Reproduce the full listing that appears beneath this instruction exactly.

☆ ☆ ☆ ☆ ☆ ☆ ☆

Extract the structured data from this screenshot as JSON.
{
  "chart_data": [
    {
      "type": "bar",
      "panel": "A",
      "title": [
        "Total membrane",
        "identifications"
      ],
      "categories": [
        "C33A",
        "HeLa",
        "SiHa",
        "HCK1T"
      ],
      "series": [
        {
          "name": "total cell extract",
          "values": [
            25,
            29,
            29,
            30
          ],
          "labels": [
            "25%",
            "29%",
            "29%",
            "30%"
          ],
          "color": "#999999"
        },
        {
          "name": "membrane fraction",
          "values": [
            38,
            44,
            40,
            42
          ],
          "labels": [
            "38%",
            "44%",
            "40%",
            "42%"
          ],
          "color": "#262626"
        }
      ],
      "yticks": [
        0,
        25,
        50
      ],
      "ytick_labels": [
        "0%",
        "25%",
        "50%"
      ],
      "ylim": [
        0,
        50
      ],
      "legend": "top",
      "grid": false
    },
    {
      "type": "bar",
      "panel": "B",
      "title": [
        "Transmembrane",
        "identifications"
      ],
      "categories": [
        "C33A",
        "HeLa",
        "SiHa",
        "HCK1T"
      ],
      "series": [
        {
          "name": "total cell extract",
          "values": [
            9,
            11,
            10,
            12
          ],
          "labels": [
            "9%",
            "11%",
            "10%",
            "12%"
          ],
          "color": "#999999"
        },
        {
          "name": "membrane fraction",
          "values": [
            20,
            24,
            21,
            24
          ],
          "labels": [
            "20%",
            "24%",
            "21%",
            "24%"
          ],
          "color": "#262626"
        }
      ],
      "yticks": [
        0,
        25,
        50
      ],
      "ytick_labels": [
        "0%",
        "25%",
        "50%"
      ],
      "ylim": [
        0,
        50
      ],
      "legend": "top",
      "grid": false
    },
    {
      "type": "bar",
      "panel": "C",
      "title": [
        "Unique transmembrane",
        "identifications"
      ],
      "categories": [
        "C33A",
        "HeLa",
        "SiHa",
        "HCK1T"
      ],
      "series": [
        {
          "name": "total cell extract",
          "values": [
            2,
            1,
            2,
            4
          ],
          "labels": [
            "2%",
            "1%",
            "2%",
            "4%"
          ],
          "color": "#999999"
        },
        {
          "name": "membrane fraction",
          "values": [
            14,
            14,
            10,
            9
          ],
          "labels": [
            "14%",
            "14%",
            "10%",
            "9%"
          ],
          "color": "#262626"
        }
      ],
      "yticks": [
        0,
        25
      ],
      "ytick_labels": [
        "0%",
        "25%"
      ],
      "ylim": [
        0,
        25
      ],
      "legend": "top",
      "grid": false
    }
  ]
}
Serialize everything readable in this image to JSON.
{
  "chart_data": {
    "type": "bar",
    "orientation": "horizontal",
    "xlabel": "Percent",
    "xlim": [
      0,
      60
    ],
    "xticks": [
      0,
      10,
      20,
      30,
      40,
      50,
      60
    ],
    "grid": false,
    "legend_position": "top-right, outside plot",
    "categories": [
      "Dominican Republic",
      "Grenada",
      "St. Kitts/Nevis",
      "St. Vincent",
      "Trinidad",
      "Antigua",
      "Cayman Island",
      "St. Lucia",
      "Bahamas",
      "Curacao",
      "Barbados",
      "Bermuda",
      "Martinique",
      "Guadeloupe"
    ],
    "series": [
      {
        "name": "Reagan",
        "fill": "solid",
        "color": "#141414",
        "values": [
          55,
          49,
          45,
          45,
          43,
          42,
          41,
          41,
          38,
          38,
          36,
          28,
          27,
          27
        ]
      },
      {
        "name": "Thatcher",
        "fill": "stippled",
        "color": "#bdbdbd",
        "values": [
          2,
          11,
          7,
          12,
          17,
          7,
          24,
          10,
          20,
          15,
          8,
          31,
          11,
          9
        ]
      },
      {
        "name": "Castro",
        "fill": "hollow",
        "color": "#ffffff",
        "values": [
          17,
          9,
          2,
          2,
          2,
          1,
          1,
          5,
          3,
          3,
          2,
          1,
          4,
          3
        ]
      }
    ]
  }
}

☆ ☆ ☆ ☆ ☆ ☆ ☆

FULL ANSWER
Extract the structured data from this screenshot as JSON.
{
  "chart_data": [
    {
      "type": "bar",
      "panel": "A",
      "title": [
        "Total membrane",
        "identifications"
      ],
      "categories": [
        "C33A",
        "HeLa",
        "SiHa",
        "HCK1T"
      ],
      "series": [
        {
          "name": "total cell extract",
          "values": [
            25,
            29,
            29,
            30
          ],
          "labels": [
            "25%",
            "29%",
            "29%",
            "30%"
          ],
          "color": "#999999"
        },
        {
          "name": "membrane fraction",
          "values": [
            38,
            44,
            40,
            42
          ],
          "labels": [
            "38%",
            "44%",
            "40%",
            "42%"
          ],
          "color": "#262626"
        }
      ],
      "yticks": [
        0,
        25,
        50
      ],
      "ytick_labels": [
        "0%",
        "25%",
        "50%"
      ],
      "ylim": [
        0,
        50
      ],
      "legend": "top",
      "grid": false
    },
    {
      "type": "bar",
      "panel": "B",
      "title": [
        "Transmembrane",
        "identifications"
      ],
      "categories": [
        "C33A",
        "HeLa",
        "SiHa",
        "HCK1T"
      ],
      "series": [
        {
          "name": "total cell extract",
          "values": [
            9,
            11,
            10,
            12
          ],
          "labels": [
            "9%",
            "11%",
            "10%",
            "12%"
          ],
          "color": "#999999"
        },
        {
          "name": "membrane fraction",
          "values": [
            20,
            24,
            21,
            24
          ],
          "labels": [
            "20%",
            "24%",
            "21%",
            "24%"
          ],
          "color": "#262626"
        }
      ],
      "yticks": [
        0,
        25,
        50
      ],
      "ytick_labels": [
        "0%",
        "25%",
        "50%"
      ],
      "ylim": [
        0,
        50
      ],
      "legend": "top",
      "grid": false
    },
    {
      "type": "bar",
      "panel": "C",
      "title": [
        "Unique transmembrane",
        "identifications"
      ],
      "categories": [
        "C33A",
        "HeLa",
        "SiHa",
        "HCK1T"
      ],
      "series": [
        {
          "name": "total cell extract",
          "values": [
            2,
            1,
            2,
            4
          ],
          "labels": [
            "2%",
            "1%",
            "2%",
            "4%"
          ],
          "color": "#999999"
        },
        {
          "name": "membrane fraction",
          "values": [
            14,
            14,
            10,
            9
          ],
          "labels": [
            "14%",
            "14%",
            "10%",
            "9%"
          ],
          "color": "#262626"
        }
      ],
      "yticks": [
        0,
        25
      ],
      "ytick_labels": [
        "0%",
        "25%"
      ],
      "ylim": [
        0,
        25
      ],
      "legend": "top",
      "grid": false
    }
  ]
}
Serialize everything readable in this image to JSON.
{
  "chart_data": {
    "type": "bar",
    "orientation": "horizontal",
    "xlabel": "Percent",
    "xlim": [
      0,
      60
    ],
    "xticks": [
      0,
      10,
      20,
      30,
      40,
      50,
      60
    ],
    "grid": false,
    "legend_position": "top-right, outside plot",
    "categories": [
      "Dominican Republic",
      "Grenada",
      "St. Kitts/Nevis",
      "St. Vincent",
      "Trinidad",
      "Antigua",
      "Cayman Island",
      "St. Lucia",
      "Bahamas",
      "Curacao",
      "Barbados",
      "Bermuda",
      "Martinique",
      "Guadeloupe"
    ],
    "series": [
      {
        "name": "Reagan",
        "fill": "solid",
        "color": "#141414",
        "values": [
          55,
          49,
          45,
          45,
          43,
          42,
          41,
          41,
          38,
          38,
          36,
          28,
          27,
          27
        ]
      },
      {
        "name": "Thatcher",
        "fill": "stippled",
        "color": "#bdbdbd",
        "values": [
          2,
          11,
          7,
          12,
          17,
          7,
          24,
          10,
          20,
          15,
          8,
          31,
          11,
          9
        ]
      },
      {
        "name": "Castro",
        "fill": "hollow",
        "color": "#ffffff",
        "values": [
          17,
          9,
          2,
          2,
          2,
          1,
          1,
          5,
          3,
          3,
          2,
          1,
          4,
          3
        ]
      }
    ]
  }
}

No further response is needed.